[Records from a collection of figures]
>> Begin
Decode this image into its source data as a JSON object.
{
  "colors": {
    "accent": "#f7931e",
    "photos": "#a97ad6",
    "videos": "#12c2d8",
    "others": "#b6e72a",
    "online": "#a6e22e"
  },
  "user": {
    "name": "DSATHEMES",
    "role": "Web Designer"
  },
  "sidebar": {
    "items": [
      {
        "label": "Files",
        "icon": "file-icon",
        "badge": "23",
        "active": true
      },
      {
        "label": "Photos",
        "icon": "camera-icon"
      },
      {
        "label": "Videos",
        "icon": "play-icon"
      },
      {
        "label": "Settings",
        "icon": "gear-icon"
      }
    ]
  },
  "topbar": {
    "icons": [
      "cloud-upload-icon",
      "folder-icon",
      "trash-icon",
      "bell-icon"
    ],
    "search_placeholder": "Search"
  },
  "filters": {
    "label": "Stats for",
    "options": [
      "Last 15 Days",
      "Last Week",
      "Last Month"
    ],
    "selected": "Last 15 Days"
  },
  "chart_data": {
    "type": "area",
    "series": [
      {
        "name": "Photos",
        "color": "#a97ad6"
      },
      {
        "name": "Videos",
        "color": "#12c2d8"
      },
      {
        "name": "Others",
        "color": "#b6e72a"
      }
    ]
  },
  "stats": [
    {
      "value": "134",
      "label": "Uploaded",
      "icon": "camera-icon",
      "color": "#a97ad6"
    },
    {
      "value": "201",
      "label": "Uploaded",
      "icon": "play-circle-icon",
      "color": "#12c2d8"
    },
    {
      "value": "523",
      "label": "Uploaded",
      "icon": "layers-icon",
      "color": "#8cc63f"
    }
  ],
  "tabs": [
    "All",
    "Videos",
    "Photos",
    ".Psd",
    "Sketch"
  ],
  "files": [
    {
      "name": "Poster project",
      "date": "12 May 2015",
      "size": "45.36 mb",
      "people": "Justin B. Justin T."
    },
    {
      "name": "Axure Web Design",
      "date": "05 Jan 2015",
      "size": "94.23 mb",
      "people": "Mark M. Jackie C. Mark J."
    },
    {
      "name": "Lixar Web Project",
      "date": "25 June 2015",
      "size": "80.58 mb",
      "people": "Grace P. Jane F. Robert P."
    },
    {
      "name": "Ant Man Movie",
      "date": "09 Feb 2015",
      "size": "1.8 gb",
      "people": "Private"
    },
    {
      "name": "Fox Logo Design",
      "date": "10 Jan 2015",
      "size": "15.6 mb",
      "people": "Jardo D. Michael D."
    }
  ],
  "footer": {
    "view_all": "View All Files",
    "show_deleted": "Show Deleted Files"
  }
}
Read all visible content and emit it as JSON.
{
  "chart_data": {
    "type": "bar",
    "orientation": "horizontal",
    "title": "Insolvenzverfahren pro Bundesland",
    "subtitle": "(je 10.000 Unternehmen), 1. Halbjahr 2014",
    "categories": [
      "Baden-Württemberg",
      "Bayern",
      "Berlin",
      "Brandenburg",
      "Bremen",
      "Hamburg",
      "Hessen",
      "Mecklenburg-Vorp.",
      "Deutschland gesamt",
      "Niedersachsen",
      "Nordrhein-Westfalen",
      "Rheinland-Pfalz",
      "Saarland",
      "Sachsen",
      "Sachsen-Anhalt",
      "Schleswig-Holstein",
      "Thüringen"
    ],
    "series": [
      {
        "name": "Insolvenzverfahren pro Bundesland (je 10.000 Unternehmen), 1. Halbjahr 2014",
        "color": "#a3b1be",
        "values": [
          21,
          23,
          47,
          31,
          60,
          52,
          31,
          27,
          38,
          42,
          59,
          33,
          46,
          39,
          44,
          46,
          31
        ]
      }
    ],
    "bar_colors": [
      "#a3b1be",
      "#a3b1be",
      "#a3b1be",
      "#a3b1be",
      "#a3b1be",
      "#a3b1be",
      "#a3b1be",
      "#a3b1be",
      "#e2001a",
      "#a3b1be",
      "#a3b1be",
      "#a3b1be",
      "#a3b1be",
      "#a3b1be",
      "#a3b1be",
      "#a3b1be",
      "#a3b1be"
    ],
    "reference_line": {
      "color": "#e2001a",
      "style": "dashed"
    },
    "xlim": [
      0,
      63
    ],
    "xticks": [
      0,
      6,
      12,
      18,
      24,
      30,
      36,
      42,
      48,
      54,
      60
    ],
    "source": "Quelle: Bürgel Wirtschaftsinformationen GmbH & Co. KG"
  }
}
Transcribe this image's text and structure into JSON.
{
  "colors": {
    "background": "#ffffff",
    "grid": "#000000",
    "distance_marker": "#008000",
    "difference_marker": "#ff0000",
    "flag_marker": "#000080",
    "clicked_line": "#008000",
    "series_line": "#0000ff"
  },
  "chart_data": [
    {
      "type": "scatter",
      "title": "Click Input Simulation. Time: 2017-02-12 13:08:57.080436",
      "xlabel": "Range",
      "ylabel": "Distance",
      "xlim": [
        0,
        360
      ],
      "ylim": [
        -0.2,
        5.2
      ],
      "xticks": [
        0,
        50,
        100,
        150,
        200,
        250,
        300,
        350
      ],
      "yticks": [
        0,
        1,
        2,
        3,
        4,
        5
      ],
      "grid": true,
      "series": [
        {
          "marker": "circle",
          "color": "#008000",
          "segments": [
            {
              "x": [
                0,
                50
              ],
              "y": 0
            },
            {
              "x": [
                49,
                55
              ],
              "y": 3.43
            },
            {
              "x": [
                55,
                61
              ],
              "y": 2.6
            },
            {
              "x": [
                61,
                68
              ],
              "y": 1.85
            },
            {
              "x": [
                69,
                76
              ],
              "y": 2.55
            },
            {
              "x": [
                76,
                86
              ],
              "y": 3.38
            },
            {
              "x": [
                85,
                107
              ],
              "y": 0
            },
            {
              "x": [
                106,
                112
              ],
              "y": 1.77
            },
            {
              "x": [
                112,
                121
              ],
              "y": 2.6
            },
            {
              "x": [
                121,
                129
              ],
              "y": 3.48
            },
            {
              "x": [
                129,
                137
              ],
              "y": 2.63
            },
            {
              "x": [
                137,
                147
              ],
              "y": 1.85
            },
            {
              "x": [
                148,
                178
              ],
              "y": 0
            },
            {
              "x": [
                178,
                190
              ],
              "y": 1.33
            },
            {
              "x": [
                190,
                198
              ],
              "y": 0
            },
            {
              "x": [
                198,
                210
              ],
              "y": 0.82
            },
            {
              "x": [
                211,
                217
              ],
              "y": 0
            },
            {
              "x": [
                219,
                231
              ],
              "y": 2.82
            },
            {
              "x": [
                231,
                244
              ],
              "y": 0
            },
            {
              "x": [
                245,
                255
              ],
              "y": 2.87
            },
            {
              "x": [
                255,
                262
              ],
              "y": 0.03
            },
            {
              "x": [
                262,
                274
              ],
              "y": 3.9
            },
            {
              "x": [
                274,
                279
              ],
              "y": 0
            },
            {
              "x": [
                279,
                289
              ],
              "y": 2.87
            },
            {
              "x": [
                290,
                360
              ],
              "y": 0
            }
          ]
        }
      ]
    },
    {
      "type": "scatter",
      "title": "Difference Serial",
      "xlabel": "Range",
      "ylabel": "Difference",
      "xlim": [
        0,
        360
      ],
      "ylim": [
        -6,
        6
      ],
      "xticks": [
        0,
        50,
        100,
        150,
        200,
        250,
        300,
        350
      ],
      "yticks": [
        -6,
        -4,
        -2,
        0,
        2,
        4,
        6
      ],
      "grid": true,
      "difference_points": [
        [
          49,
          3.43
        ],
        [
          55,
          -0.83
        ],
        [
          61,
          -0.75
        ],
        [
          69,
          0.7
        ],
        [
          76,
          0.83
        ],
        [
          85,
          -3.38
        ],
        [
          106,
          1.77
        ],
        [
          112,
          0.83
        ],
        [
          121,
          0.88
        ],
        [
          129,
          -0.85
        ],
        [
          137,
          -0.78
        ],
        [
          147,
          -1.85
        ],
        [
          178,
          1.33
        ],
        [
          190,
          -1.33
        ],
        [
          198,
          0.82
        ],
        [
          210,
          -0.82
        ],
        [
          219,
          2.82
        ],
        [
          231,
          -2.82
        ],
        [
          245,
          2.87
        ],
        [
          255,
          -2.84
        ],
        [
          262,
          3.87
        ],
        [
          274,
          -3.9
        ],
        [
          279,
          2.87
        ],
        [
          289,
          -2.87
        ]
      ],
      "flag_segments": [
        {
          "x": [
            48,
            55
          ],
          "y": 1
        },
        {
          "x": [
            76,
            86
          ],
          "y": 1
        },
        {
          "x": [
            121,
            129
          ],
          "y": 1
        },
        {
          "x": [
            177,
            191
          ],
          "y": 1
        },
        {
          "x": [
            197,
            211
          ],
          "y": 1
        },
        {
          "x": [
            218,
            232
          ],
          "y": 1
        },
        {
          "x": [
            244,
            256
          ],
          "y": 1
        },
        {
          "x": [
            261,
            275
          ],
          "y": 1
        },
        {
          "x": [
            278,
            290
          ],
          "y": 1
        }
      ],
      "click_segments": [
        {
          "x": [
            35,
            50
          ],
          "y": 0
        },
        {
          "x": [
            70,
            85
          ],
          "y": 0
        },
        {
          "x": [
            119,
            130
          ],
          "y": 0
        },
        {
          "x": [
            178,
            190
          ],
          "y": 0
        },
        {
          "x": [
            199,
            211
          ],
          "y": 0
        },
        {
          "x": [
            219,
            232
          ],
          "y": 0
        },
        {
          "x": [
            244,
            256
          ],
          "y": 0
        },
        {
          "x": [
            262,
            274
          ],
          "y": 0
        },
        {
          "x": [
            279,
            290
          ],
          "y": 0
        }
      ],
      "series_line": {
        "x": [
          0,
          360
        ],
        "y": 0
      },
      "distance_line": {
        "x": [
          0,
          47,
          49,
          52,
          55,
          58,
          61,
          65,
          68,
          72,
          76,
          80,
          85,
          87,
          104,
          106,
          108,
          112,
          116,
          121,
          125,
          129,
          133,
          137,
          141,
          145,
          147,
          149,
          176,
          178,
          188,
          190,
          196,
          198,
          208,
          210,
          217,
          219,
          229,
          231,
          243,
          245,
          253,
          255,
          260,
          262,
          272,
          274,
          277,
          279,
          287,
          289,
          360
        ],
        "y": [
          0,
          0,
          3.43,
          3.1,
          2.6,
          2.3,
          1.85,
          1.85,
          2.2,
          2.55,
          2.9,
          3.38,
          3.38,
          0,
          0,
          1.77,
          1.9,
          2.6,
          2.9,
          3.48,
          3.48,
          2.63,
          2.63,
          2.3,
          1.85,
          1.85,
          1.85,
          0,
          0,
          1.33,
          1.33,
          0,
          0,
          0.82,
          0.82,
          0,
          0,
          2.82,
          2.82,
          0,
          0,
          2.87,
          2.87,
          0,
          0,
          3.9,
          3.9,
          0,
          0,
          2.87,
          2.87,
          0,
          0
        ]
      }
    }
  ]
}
>> End
EXERCISE → Count every line in the preceding entries where the string "name" appears, then state only the total.

ANSWER FOR THIS EXERCISE → 10